Data extracted from a collection:
------------------------------

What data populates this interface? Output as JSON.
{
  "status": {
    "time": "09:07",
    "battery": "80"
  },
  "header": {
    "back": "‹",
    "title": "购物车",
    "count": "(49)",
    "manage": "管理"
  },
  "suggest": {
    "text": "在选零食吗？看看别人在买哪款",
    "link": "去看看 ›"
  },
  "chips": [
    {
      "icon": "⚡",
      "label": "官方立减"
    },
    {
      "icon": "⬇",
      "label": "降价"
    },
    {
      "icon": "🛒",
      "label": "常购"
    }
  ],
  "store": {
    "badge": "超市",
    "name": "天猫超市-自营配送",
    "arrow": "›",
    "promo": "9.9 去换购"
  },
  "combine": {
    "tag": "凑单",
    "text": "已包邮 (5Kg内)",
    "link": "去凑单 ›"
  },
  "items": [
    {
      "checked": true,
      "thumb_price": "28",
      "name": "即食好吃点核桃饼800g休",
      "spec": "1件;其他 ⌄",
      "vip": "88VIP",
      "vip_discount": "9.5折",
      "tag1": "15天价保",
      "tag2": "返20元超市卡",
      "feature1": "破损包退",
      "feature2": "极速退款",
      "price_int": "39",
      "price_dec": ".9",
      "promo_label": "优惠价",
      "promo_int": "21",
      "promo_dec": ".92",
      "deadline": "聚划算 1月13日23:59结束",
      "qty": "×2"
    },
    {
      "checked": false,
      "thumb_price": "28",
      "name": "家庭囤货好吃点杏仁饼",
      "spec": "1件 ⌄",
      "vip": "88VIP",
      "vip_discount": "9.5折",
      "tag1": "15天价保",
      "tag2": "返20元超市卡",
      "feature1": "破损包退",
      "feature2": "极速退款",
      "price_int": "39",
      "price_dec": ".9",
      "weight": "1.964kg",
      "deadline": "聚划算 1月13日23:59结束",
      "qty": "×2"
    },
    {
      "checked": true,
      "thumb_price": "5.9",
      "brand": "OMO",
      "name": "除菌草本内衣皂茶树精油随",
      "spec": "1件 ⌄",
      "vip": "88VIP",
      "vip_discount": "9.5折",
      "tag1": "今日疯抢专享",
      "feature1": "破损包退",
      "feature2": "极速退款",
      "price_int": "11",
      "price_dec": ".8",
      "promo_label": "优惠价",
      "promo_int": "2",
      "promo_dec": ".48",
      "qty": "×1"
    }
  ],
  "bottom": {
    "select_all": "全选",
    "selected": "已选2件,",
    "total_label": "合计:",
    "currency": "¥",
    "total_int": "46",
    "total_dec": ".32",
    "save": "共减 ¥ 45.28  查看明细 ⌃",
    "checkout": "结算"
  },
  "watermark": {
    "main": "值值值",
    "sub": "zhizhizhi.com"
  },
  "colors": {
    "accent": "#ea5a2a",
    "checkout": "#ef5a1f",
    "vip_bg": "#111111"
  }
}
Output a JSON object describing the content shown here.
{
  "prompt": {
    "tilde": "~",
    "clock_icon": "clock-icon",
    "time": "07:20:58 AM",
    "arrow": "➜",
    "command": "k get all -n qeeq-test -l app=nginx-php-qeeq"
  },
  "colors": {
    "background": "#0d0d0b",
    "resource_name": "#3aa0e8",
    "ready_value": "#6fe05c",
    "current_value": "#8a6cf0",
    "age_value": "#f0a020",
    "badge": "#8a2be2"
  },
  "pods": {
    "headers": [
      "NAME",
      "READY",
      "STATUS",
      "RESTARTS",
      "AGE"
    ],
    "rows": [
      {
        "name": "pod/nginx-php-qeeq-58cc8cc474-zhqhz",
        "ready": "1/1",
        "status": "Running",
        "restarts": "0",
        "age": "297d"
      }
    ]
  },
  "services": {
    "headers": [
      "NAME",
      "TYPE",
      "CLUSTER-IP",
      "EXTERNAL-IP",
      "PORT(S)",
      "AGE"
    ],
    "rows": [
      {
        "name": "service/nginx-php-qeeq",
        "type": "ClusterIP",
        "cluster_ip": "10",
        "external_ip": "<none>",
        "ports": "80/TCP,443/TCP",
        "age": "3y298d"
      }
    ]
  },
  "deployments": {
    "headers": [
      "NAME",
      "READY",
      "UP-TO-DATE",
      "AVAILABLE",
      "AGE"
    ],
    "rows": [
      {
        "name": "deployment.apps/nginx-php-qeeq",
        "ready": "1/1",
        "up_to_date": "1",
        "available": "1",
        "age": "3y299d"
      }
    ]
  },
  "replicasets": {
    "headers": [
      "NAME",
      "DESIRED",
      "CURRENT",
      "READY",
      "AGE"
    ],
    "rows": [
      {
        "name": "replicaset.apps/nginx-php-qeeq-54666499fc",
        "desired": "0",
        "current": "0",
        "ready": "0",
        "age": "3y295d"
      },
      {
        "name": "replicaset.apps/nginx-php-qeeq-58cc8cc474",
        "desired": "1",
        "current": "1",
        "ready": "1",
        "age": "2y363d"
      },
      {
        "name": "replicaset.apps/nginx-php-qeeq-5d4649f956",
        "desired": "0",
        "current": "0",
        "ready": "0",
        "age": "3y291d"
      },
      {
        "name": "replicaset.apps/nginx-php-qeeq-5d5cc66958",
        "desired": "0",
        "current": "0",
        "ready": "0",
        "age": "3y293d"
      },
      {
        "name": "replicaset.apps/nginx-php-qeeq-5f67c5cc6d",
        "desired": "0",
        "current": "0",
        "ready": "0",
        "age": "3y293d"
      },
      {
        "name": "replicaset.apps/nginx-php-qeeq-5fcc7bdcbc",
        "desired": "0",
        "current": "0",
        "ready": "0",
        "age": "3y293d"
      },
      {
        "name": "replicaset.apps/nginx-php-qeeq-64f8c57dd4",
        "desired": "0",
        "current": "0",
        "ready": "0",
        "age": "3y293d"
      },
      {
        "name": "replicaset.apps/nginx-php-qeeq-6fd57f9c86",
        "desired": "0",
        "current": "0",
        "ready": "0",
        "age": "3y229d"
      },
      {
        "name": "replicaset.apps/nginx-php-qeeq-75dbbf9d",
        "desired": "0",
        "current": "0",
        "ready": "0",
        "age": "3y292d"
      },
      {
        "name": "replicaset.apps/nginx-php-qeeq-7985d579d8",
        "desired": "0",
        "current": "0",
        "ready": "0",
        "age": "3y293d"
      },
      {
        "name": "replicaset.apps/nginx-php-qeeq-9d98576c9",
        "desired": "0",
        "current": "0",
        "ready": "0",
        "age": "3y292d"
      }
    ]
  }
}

------------------------------

_To do:_ Copy the material above, line for line.

_Finished exercise:_
What data populates this interface? Output as JSON.
{
  "status": {
    "time": "09:07",
    "battery": "80"
  },
  "header": {
    "back": "‹",
    "title": "购物车",
    "count": "(49)",
    "manage": "管理"
  },
  "suggest": {
    "text": "在选零食吗？看看别人在买哪款",
    "link": "去看看 ›"
  },
  "chips": [
    {
      "icon": "⚡",
      "label": "官方立减"
    },
    {
      "icon": "⬇",
      "label": "降价"
    },
    {
      "icon": "🛒",
      "label": "常购"
    }
  ],
  "store": {
    "badge": "超市",
    "name": "天猫超市-自营配送",
    "arrow": "›",
    "promo": "9.9 去换购"
  },
  "combine": {
    "tag": "凑单",
    "text": "已包邮 (5Kg内)",
    "link": "去凑单 ›"
  },
  "items": [
    {
      "checked": true,
      "thumb_price": "28",
      "name": "即食好吃点核桃饼800g休",
      "spec": "1件;其他 ⌄",
      "vip": "88VIP",
      "vip_discount": "9.5折",
      "tag1": "15天价保",
      "tag2": "返20元超市卡",
      "feature1": "破损包退",
      "feature2": "极速退款",
      "price_int": "39",
      "price_dec": ".9",
      "promo_label": "优惠价",
      "promo_int": "21",
      "promo_dec": ".92",
      "deadline": "聚划算 1月13日23:59结束",
      "qty": "×2"
    },
    {
      "checked": false,
      "thumb_price": "28",
      "name": "家庭囤货好吃点杏仁饼",
      "spec": "1件 ⌄",
      "vip": "88VIP",
      "vip_discount": "9.5折",
      "tag1": "15天价保",
      "tag2": "返20元超市卡",
      "feature1": "破损包退",
      "feature2": "极速退款",
      "price_int": "39",
      "price_dec": ".9",
      "weight": "1.964kg",
      "deadline": "聚划算 1月13日23:59结束",
      "qty": "×2"
    },
    {
      "checked": true,
      "thumb_price": "5.9",
      "brand": "OMO",
      "name": "除菌草本内衣皂茶树精油随",
      "spec": "1件 ⌄",
      "vip": "88VIP",
      "vip_discount": "9.5折",
      "tag1": "今日疯抢专享",
      "feature1": "破损包退",
      "feature2": "极速退款",
      "price_int": "11",
      "price_dec": ".8",
      "promo_label": "优惠价",
      "promo_int": "2",
      "promo_dec": ".48",
      "qty": "×1"
    }
  ],
  "bottom": {
    "select_all": "全选",
    "selected": "已选2件,",
    "total_label": "合计:",
    "currency": "¥",
    "total_int": "46",
    "total_dec": ".32",
    "save": "共减 ¥ 45.28  查看明细 ⌃",
    "checkout": "结算"
  },
  "watermark": {
    "main": "值值值",
    "sub": "zhizhizhi.com"
  },
  "colors": {
    "accent": "#ea5a2a",
    "checkout": "#ef5a1f",
    "vip_bg": "#111111"
  }
}
Output a JSON object describing the content shown here.
{
  "prompt": {
    "tilde": "~",
    "clock_icon": "clock-icon",
    "time": "07:20:58 AM",
    "arrow": "➜",
    "command": "k get all -n qeeq-test -l app=nginx-php-qeeq"
  },
  "colors": {
    "background": "#0d0d0b",
    "resource_name": "#3aa0e8",
    "ready_value": "#6fe05c",
    "current_value": "#8a6cf0",
    "age_value": "#f0a020",
    "badge": "#8a2be2"
  },
  "pods": {
    "headers": [
      "NAME",
      "READY",
      "STATUS",
      "RESTARTS",
      "AGE"
    ],
    "rows": [
      {
        "name": "pod/nginx-php-qeeq-58cc8cc474-zhqhz",
        "ready": "1/1",
        "status": "Running",
        "restarts": "0",
        "age": "297d"
      }
    ]
  },
  "services": {
    "headers": [
      "NAME",
      "TYPE",
      "CLUSTER-IP",
      "EXTERNAL-IP",
      "PORT(S)",
      "AGE"
    ],
    "rows": [
      {
        "name": "service/nginx-php-qeeq",
        "type": "ClusterIP",
        "cluster_ip": "10",
        "external_ip": "<none>",
        "ports": "80/TCP,443/TCP",
        "age": "3y298d"
      }
    ]
  },
  "deployments": {
    "headers": [
      "NAME",
      "READY",
      "UP-TO-DATE",
      "AVAILABLE",
      "AGE"
    ],
    "rows": [
      {
        "name": "deployment.apps/nginx-php-qeeq",
        "ready": "1/1",
        "up_to_date": "1",
        "available": "1",
        "age": "3y299d"
      }
    ]
  },
  "replicasets": {
    "headers": [
      "NAME",
      "DESIRED",
      "CURRENT",
      "READY",
      "AGE"
    ],
    "rows": [
      {
        "name": "replicaset.apps/nginx-php-qeeq-54666499fc",
        "desired": "0",
        "current": "0",
        "ready": "0",
        "age": "3y295d"
      },
      {
        "name": "replicaset.apps/nginx-php-qeeq-58cc8cc474",
        "desired": "1",
        "current": "1",
        "ready": "1",
        "age": "2y363d"
      },
      {
        "name": "replicaset.apps/nginx-php-qeeq-5d4649f956",
        "desired": "0",
        "current": "0",
        "ready": "0",
        "age": "3y291d"
      },
      {
        "name": "replicaset.apps/nginx-php-qeeq-5d5cc66958",
        "desired": "0",
        "current": "0",
        "ready": "0",
        "age": "3y293d"
      },
      {
        "name": "replicaset.apps/nginx-php-qeeq-5f67c5cc6d",
        "desired": "0",
        "current": "0",
        "ready": "0",
        "age": "3y293d"
      },
      {
        "name": "replicaset.apps/nginx-php-qeeq-5fcc7bdcbc",
        "desired": "0",
        "current": "0",
        "ready": "0",
        "age": "3y293d"
      },
      {
        "name": "replicaset.apps/nginx-php-qeeq-64f8c57dd4",
        "desired": "0",
        "current": "0",
        "ready": "0",
        "age": "3y293d"
      },
      {
        "name": "replicaset.apps/nginx-php-qeeq-6fd57f9c86",
        "desired": "0",
        "current": "0",
        "ready": "0",
        "age": "3y229d"
      },
      {
        "name": "replicaset.apps/nginx-php-qeeq-75dbbf9d",
        "desired": "0",
        "current": "0",
        "ready": "0",
        "age": "3y292d"
      },
      {
        "name": "replicaset.apps/nginx-php-qeeq-7985d579d8",
        "desired": "0",
        "current": "0",
        "ready": "0",
        "age": "3y293d"
      },
      {
        "name": "replicaset.apps/nginx-php-qeeq-9d98576c9",
        "desired": "0",
        "current": "0",
        "ready": "0",
        "age": "3y292d"
      }
    ]
  }
}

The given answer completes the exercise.